49.              Finally, the respondents’ officer failed entirely to consider the public interest, namely my employer’s need – in the health care field – to keep me because of the lack of qualified professionals in Rimouski, which was one of the grounds for the permanent residence application . . .

 

 

[35]           Based on the lack of communication with the principal applicant, the officer made findings that were not based on the information that she had before her, contrary to the decisions of this  Court:

[8]        I agree that no obligation exists but, instead of going further and asking questions which might have provided greater contextual detail, I find that the Immigration Officer speculated on the information provided. There is no evidence upon which the Immigration Officer could draw the conclusion that, if the Applicant is required to go outside of Canada to be landed, she and her husband would have “fruitful years together in the future, due to their age”. It is agreed that an application for landing made from Guyana would take at least one year. Given the notorious fact that the Applicant’s husband is already passed his expected longevity, and given the fact that the Applicant herself is approaching her longevity, I find that it is unreasonable for the Immigration Officer to speculate on their future life together.

 

(Ramprashad-Joseph v. Canada (Minister of Citizenship and Immigration), 2004 FC 1715, [2004] F.C.J. No. 2091 (QL).)

Distinction between a PRRA application and an HC application

[36]           The officer did not consider the distinction between the HC application and the PRRA application:

[7]        While PRRA and H&C applications take risk into account, the manner in which they are assessed is quite different. In the context of a PRRA, “risk” as per section 97 of IRPA involves assessing whether the applicant would be personally subjected to a danger of torture or to a risk to life or to cruel and unusual treatment or punishment.

 

[8]        In an H&C application, however, risk should be addressed as but one of the factors relevant to determining whether the applicant would face unusual, and underserved or disproportionate hardship. Thus the focus is on hardship, which has a risk component, not on risk as such.

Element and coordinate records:
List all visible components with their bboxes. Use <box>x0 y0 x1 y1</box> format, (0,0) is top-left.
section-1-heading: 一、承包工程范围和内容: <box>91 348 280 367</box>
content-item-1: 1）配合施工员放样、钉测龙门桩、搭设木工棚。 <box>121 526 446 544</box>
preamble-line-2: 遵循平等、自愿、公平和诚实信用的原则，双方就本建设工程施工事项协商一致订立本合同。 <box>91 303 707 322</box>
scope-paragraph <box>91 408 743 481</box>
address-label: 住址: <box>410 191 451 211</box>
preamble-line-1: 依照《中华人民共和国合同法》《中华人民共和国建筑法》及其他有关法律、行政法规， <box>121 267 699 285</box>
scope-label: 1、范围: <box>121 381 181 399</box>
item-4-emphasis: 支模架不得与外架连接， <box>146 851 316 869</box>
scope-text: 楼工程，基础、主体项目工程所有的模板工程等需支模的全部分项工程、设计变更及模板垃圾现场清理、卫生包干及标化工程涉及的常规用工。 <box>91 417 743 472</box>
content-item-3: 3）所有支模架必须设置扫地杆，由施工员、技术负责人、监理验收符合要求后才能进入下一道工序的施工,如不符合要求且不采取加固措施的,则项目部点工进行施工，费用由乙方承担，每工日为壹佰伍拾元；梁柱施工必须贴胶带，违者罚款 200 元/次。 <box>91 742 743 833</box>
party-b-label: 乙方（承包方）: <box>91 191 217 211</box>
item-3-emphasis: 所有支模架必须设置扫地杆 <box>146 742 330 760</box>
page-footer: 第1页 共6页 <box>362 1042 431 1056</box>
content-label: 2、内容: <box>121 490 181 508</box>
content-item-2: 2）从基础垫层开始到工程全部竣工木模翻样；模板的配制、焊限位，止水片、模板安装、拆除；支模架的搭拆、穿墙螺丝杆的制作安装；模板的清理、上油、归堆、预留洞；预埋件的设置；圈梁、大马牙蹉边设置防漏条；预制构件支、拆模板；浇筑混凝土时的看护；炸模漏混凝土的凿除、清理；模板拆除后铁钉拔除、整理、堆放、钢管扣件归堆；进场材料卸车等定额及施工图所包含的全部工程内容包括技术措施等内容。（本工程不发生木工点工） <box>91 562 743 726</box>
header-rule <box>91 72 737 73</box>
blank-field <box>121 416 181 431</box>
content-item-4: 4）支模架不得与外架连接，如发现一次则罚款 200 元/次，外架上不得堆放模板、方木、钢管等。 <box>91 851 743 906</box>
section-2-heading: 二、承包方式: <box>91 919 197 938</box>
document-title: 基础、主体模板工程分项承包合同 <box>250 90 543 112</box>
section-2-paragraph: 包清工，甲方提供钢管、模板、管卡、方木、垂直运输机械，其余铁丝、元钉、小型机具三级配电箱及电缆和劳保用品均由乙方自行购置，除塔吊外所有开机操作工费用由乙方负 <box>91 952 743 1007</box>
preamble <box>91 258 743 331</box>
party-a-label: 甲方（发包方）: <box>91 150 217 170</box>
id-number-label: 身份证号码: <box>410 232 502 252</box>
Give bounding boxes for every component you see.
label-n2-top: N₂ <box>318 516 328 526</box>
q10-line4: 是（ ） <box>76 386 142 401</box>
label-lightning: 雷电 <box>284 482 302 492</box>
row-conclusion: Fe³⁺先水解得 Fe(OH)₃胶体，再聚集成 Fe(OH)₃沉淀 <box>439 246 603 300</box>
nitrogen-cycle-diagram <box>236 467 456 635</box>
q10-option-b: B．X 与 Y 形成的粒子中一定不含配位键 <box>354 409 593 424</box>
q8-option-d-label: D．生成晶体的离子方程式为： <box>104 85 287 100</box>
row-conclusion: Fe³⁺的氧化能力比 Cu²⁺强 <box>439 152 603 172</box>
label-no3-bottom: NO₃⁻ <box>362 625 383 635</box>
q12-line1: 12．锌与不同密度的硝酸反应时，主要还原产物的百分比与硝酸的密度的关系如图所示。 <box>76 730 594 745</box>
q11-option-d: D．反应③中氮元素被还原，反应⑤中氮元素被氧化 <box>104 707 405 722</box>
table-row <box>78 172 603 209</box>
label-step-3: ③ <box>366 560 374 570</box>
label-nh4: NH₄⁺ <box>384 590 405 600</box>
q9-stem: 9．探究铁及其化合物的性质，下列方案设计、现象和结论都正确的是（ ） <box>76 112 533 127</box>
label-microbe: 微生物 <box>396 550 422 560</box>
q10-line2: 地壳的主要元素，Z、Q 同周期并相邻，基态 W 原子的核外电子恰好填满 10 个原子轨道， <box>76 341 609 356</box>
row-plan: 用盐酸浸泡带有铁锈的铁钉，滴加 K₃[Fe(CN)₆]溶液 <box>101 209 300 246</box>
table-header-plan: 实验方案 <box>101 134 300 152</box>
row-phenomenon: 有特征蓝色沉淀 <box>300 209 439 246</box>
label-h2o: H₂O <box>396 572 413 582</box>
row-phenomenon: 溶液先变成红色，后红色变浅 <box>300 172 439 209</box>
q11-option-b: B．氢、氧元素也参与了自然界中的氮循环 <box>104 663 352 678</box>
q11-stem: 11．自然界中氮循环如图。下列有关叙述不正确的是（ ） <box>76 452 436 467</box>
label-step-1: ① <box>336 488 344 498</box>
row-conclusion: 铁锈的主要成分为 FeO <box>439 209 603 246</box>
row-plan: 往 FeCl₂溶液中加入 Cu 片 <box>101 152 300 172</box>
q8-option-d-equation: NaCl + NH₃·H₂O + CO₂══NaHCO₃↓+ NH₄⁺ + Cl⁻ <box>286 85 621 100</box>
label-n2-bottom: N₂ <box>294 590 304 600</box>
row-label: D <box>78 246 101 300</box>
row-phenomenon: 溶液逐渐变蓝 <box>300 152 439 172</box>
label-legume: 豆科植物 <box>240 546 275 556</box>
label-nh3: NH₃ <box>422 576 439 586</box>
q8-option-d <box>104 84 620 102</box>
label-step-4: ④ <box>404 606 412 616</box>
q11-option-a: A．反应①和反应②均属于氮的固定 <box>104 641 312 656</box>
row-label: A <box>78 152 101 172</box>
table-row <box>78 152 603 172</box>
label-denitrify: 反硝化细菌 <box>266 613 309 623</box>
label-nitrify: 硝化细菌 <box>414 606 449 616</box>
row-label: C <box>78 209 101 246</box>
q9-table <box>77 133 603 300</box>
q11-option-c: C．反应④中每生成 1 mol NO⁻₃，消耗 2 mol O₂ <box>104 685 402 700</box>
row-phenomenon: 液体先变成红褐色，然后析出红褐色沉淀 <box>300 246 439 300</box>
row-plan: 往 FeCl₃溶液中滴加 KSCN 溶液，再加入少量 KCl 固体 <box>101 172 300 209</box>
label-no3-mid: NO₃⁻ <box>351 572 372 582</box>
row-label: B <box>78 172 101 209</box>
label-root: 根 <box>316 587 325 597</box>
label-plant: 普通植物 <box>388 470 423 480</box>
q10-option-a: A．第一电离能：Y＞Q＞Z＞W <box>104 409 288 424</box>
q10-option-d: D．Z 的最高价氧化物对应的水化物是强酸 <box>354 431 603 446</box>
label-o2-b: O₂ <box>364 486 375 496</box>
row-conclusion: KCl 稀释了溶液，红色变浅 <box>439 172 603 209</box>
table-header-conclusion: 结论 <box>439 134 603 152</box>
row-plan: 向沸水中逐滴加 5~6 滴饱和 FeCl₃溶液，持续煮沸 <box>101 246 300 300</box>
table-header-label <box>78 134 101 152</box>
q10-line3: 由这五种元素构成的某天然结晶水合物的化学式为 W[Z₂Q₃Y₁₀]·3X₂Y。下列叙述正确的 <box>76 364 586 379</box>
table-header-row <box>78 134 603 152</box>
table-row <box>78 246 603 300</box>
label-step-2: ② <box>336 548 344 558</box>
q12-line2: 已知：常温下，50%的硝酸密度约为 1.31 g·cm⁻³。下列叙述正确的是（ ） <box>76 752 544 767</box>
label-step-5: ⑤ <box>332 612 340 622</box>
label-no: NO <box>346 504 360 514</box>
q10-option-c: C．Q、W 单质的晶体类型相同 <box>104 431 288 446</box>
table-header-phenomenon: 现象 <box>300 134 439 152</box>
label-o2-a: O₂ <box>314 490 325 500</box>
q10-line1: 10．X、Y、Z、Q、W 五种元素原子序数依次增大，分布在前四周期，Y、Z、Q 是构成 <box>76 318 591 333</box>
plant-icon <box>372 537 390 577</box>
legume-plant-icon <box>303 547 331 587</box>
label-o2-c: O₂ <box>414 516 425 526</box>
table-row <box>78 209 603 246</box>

**Exercises**:
#1 From the immigration ruling excerpt, extract the passage that starts at "Distinction between a" and ends at "risk as such.".
#2 According to the immigration ruling excerpt, how long would an application for landing made from Guyana take?
#3 Why does the immigration ruling excerpt find it unreasonable for the Immigration Officer to speculate on the couple's future life together?

**Solved problems**:
#1
Distinction between a PRRA application and an HC application

[36]           The officer did not consider the distinction between the HC application and the PRRA application:

[7]        While PRRA and H&C applications take risk into account, the manner in which they are assessed is quite different. In the context of a PRRA, “risk” as per section 97 of IRPA involves assessing whether the applicant would be personally subjected to a danger of torture or to a risk to life or to cruel and unusual treatment or punishment.

 

[8]        In an H&C application, however, risk should be addressed as but one of the factors relevant to determining whether the applicant would face unusual, and underserved or disproportionate hardship. Thus the focus is on hardship, which has a risk component, not on risk as such.

#2 At least one year.

#3 No evidence supported the officer's conclusion that the couple would have fruitful years together. A landing application from Guyana would take at least one year, the husband is already past his expected longevity, and the applicant is approaching hers.